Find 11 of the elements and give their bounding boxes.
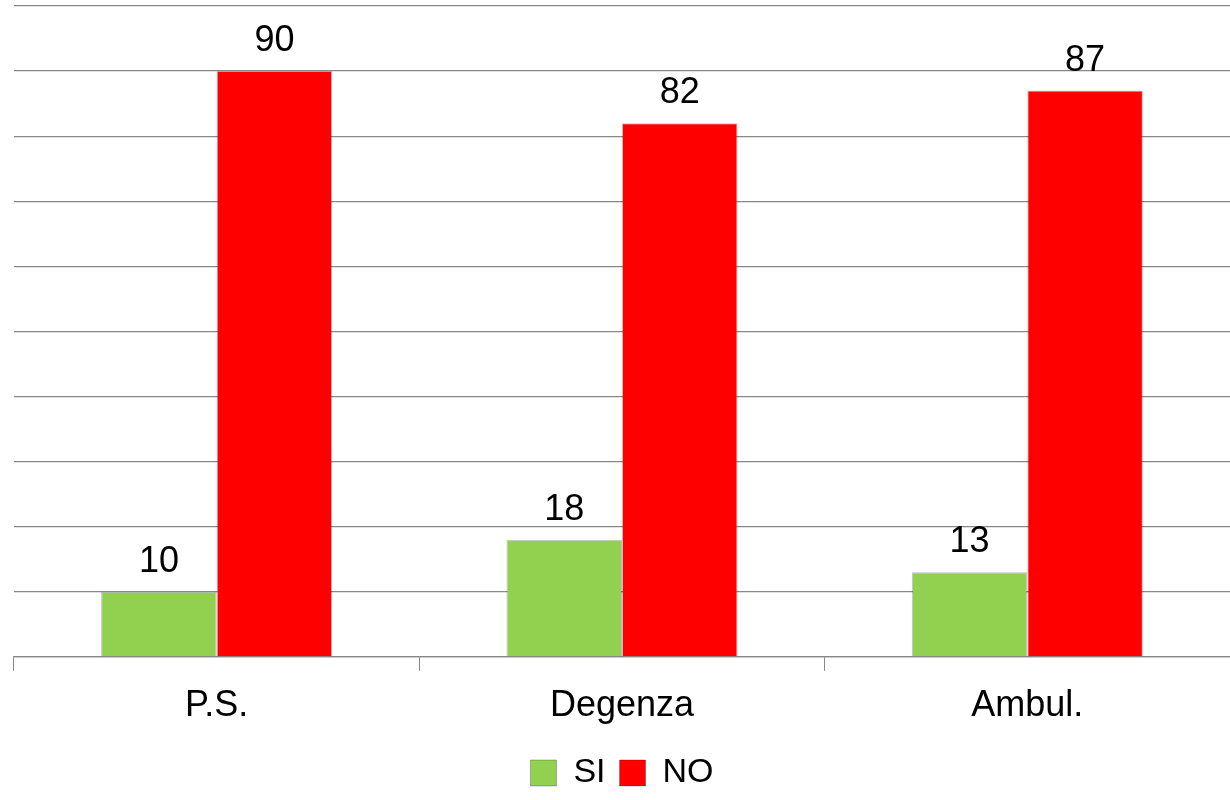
data-label: 82 <box>659 70 700 112</box>
data-label: 90 <box>254 18 295 59</box>
legend-label: SI <box>573 751 606 790</box>
data-label: 18 <box>544 486 585 528</box>
x-tick-label: P.S. <box>184 683 249 725</box>
x-tick-label: Ambul. <box>971 683 1084 725</box>
legend-label: NO <box>662 751 714 790</box>
data-label: 13 <box>949 519 990 561</box>
x-tick-label: Degenza <box>549 683 696 725</box>
data-label: 87 <box>1065 37 1106 79</box>
data-label: 10 <box>138 538 179 580</box>
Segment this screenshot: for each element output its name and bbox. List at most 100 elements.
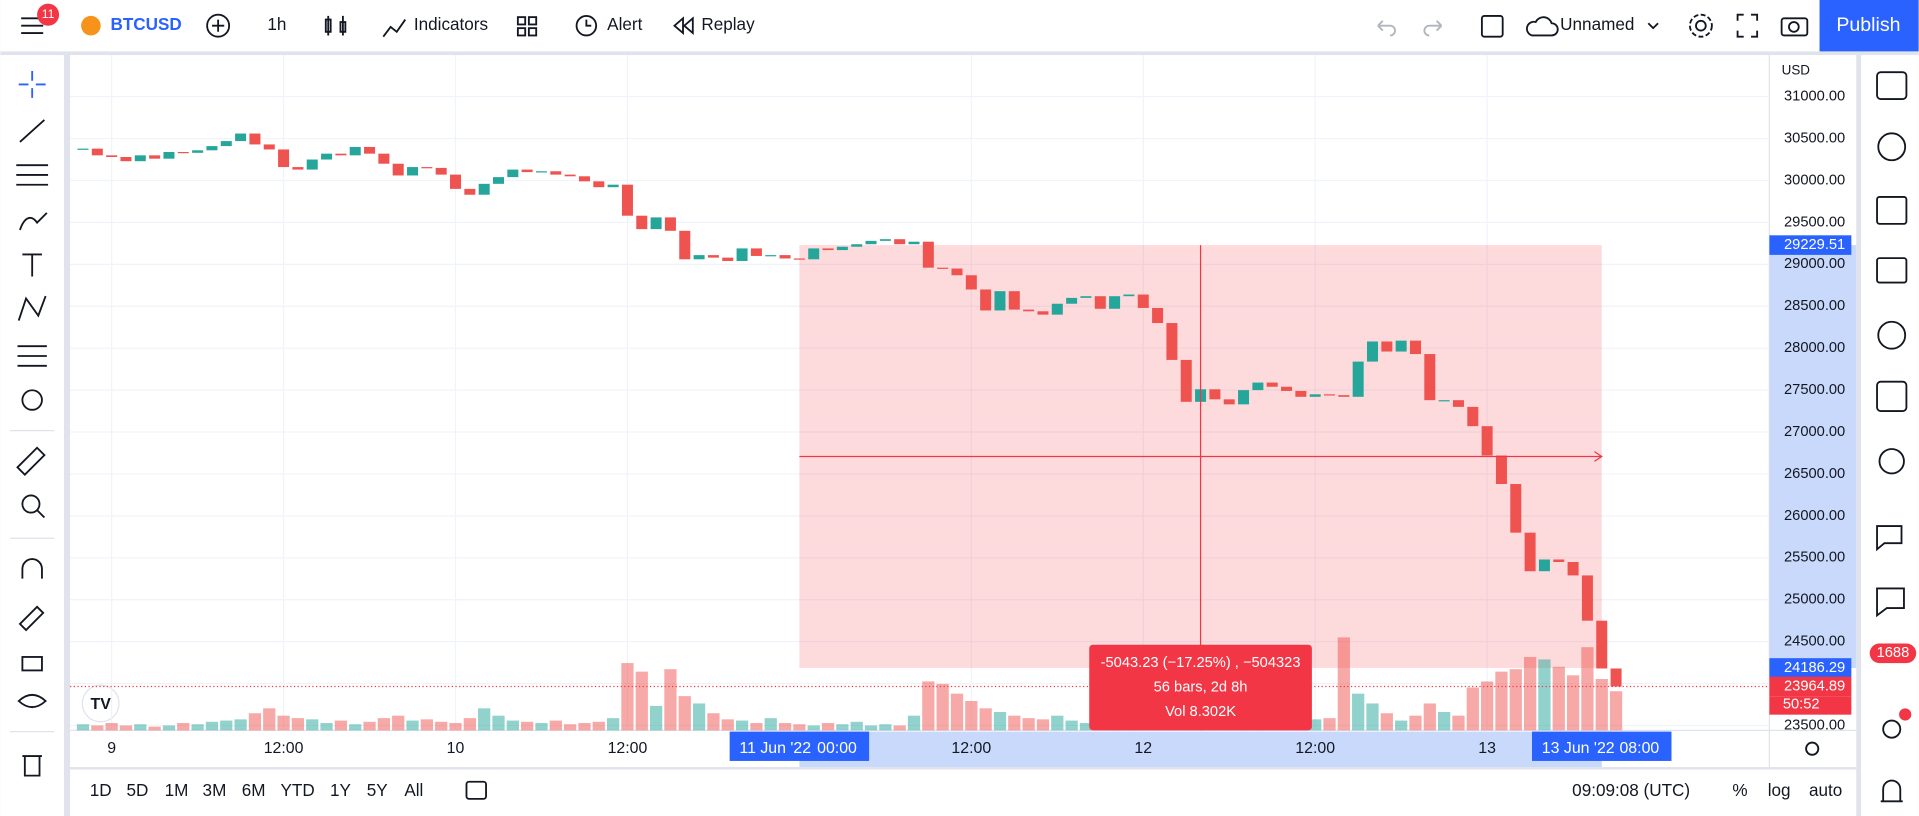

_Directive:_
Print every line of the records above word for word, leaving out the pictures.

_Expected output:_
Find 11 of the elements and give their bounding boxes.
data-label: 82 <box>659 70 700 112</box>
data-label: 90 <box>254 18 295 59</box>
legend-label: SI <box>573 751 606 790</box>
data-label: 18 <box>544 486 585 528</box>
x-tick-label: P.S. <box>184 683 249 725</box>
x-tick-label: Ambul. <box>971 683 1084 725</box>
legend-label: NO <box>662 751 714 790</box>
data-label: 13 <box>949 519 990 561</box>
x-tick-label: Degenza <box>549 683 696 725</box>
data-label: 87 <box>1065 37 1106 79</box>
data-label: 10 <box>138 538 179 580</box>
Segment this screenshot: for each element output its name and bbox. List at most 100 elements.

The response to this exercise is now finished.